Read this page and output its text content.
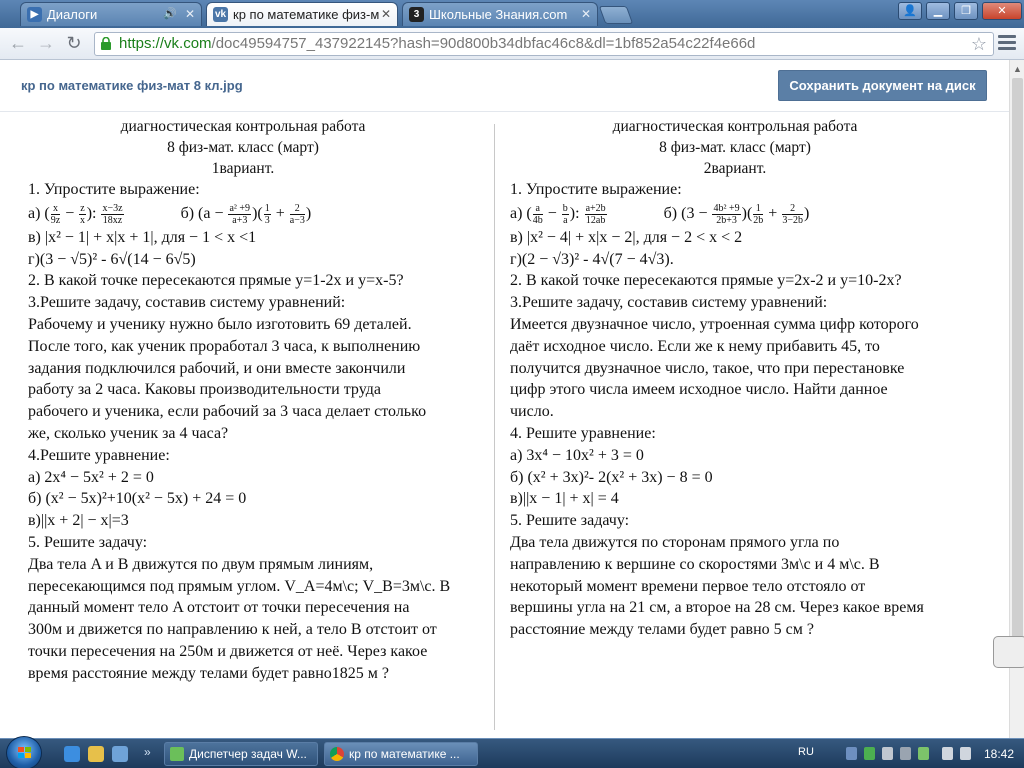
▶ Диалоги	🔊 ✕ vk кр по математике физ-м ✕	3 Школьные Знания.com ✕	👤	▁	❐	✕
← → ↻	https://vk.com/doc49594757_437922145?hash=90d800b34dbfac46c8&dl=1bf852a54c22f4e66d	☆
кр по математике физ-мат 8 кл.jpg	Сохранить документ на диск
диагностическая контрольная работа
8 физ-мат. класс (март)
1вариант.
1. Упростите выражение:
а) ( $\frac{x}{9z} - \frac{z}{x}$ ): $\frac{x-3z}{18xz}$	б) ($a - \frac{\text{a² +9}}{a+3}$ )( $\frac{1}{3} + \frac{2}{a-3}$ )
в) |x² − 1| + x|x + 1|, для − 1 < x <1
г)(3 − √5)² - 6√(14 − 6√5)
2. В какой точке пересекаются прямые y=1-2x и y=x-5?
3.Решите задачу, составив систему уравнений:
Рабочему и ученику нужно было изготовить 69 деталей.
После того, как ученик проработал 3 часа, к выполнению
задания подключился рабочий, и они вместе закончили
работу за 2 часа. Каковы производительности труда
рабочего и ученика, если рабочий за 3 часа делает столько
же, сколько ученик за 4 часа?
4.Решите уравнение:
а) 2x⁴ − 5x² + 2 = 0
б) (x² − 5x)²+10(x² − 5x) + 24 = 0
в)||x + 2| − x|=3
5. Решите задачу:
Два тела A и B движутся по двум прямым линиям,
пересекающимся под прямым углом. V_A=4м\с; V_B=3м\с. В
данный момент тело A отстоит от точки пересечения на
300м и движется по направлению к ней, а тело B отстоит от
точки пересечения на 250м и движется от неё. Через какое
время расстояние между телами будет равно1825 м ?
диагностическая контрольная работа
8 физ-мат. класс (март)
2вариант.
1. Упростите выражение:
а) ( $\frac{a}{4b} - \frac{b}{a}$ ): $\frac{a+2b}{12ab}$	б) ($3 - \frac{\text{4b² +9}}{2b+3}$ )( $\frac{1}{2b} + \frac{2}{3-2b}$ )
в) |x² − 4| + x|x − 2|, для − 2 < x < 2
г)(2 − √3)² - 4√(7 − 4√3).
2. В какой точке пересекаются прямые y=2x-2 и y=10-2x?
3.Решите задачу, составив систему уравнений:
Имеется двузначное число, утроенная сумма цифр которого
даёт исходное число. Если же к нему прибавить 45, то
получится двузначное число, такое, что при перестановке
цифр этого числа имеем исходное число. Найти данное
число.
4. Решите уравнение:
а) 3x⁴ − 10x² + 3 = 0
б) (x² + 3x)²- 2(x² + 3x) − 8 = 0
в)||x − 1| + x| = 4
5. Решите задачу:
Два тела движутся по сторонам прямого угла по
направлению к вершине со скоростями 3м\с и 4 м\с. В
некоторый момент времени первое тело отстояло от
вершины угла на 21 см, а второе на 28 см. Через какое время
расстояние между телами будет равно 5 см ?
▲
»	Диспетчер задач W...	кр по математике ...	RU	18:42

***

OBJECTIVE
Extract every line of the records above that contains the word "Через".

WRITTEN REPLY
точки пересечения на 250м и движется от неё. Через какое
вершины угла на 21 см, а второе на 28 см. Через какое время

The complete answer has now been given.